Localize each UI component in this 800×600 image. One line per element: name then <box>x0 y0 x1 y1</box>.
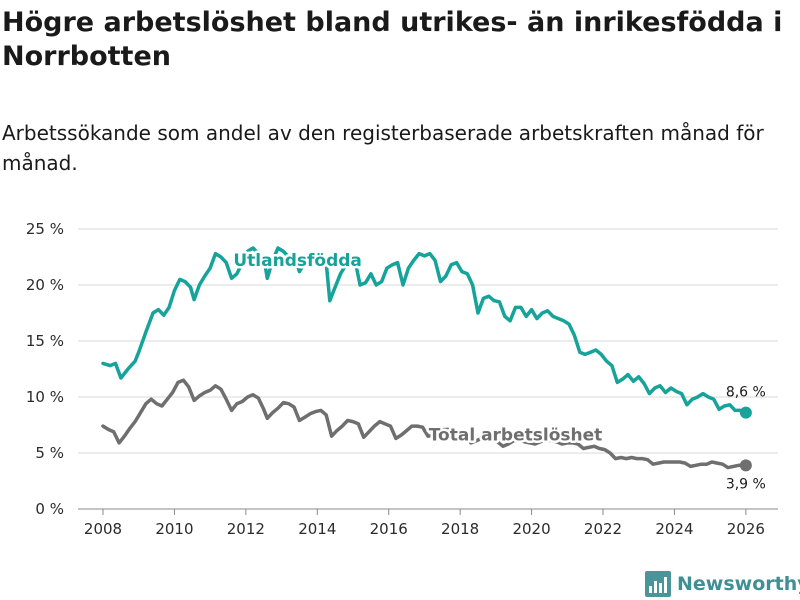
series-line-utlandsfodda <box>101 246 748 415</box>
brand-name: Newsworthy <box>677 573 800 595</box>
end-value-label-utlandsfodda: 8,6 % <box>726 385 766 401</box>
newsworthy-logo: Newsworthy <box>645 568 800 600</box>
series-line-total <box>101 378 748 470</box>
end-value-label-total: 3,9 % <box>726 476 766 492</box>
series-end-point <box>739 459 752 472</box>
series-end-point <box>739 406 752 419</box>
y-tick-label: 20 % <box>26 276 64 294</box>
y-tick-label: 0 % <box>35 500 64 518</box>
x-tick-label: 2020 <box>512 520 550 538</box>
series-label-utlandsfodda: Utlandsfödda <box>233 251 362 271</box>
x-tick-label: 2016 <box>370 520 408 538</box>
chart-subtitle: Arbetssökande som andel av den registerb… <box>2 121 764 175</box>
series-label-total: Total arbetslöshet <box>429 426 603 446</box>
x-tick-label: 2014 <box>298 520 336 538</box>
x-tick-label: 2024 <box>655 520 693 538</box>
x-tick-label: 2026 <box>727 520 765 538</box>
y-tick-label: 25 % <box>26 220 64 238</box>
x-tick-label: 2012 <box>227 520 265 538</box>
y-tick-label: 5 % <box>35 444 64 462</box>
grid-layer <box>78 228 778 510</box>
chart-title: Högre arbetslöshet bland utrikes- än inr… <box>2 7 783 72</box>
y-tick-label: 15 % <box>26 332 64 350</box>
bar-chart-logo-icon <box>645 571 671 597</box>
y-tick-label: 10 % <box>26 388 64 406</box>
x-tick-label: 2022 <box>584 520 622 538</box>
axis-layer: 0 % 5 % 10 % 15 % 20 % 25 % 2008 2010 2012 2014 20… <box>26 220 765 538</box>
series-layer <box>101 246 752 472</box>
x-tick-label: 2008 <box>84 520 122 538</box>
label-layer: Utlandsfödda Total arbetslöshet 8,6 % 3,9 % <box>231 248 766 492</box>
x-tick-label: 2010 <box>155 520 193 538</box>
x-tick-label: 2018 <box>441 520 479 538</box>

▸ Your instructions
Copy the entries above line for line, leaving out the pictures.

▸ Output below
Localize each UI component in this 800×600 image. One line per element: name then <box>x0 y0 x1 y1</box>.
series-line-utlandsfodda <box>101 246 748 415</box>
brand-name: Newsworthy <box>677 573 800 595</box>
end-value-label-utlandsfodda: 8,6 % <box>726 385 766 401</box>
newsworthy-logo: Newsworthy <box>645 568 800 600</box>
series-line-total <box>101 378 748 470</box>
end-value-label-total: 3,9 % <box>726 476 766 492</box>
series-end-point <box>739 459 752 472</box>
series-end-point <box>739 406 752 419</box>
y-tick-label: 20 % <box>26 276 64 294</box>
y-tick-label: 0 % <box>35 500 64 518</box>
x-tick-label: 2020 <box>512 520 550 538</box>
series-label-utlandsfodda: Utlandsfödda <box>233 251 362 271</box>
x-tick-label: 2016 <box>370 520 408 538</box>
chart-subtitle: Arbetssökande som andel av den registerb… <box>2 121 764 175</box>
series-label-total: Total arbetslöshet <box>429 426 603 446</box>
x-tick-label: 2014 <box>298 520 336 538</box>
x-tick-label: 2024 <box>655 520 693 538</box>
x-tick-label: 2026 <box>727 520 765 538</box>
y-tick-label: 25 % <box>26 220 64 238</box>
x-tick-label: 2012 <box>227 520 265 538</box>
y-tick-label: 5 % <box>35 444 64 462</box>
grid-layer <box>78 228 778 510</box>
chart-title: Högre arbetslöshet bland utrikes- än inr… <box>2 7 783 72</box>
y-tick-label: 15 % <box>26 332 64 350</box>
bar-chart-logo-icon <box>645 571 671 597</box>
y-tick-label: 10 % <box>26 388 64 406</box>
x-tick-label: 2022 <box>584 520 622 538</box>
axis-layer: 0 % 5 % 10 % 15 % 20 % 25 % 2008 2010 2012 2014 20… <box>26 220 765 538</box>
series-layer <box>101 246 752 472</box>
x-tick-label: 2008 <box>84 520 122 538</box>
label-layer: Utlandsfödda Total arbetslöshet 8,6 % 3,9 % <box>231 248 766 492</box>
x-tick-label: 2010 <box>155 520 193 538</box>
x-tick-label: 2018 <box>441 520 479 538</box>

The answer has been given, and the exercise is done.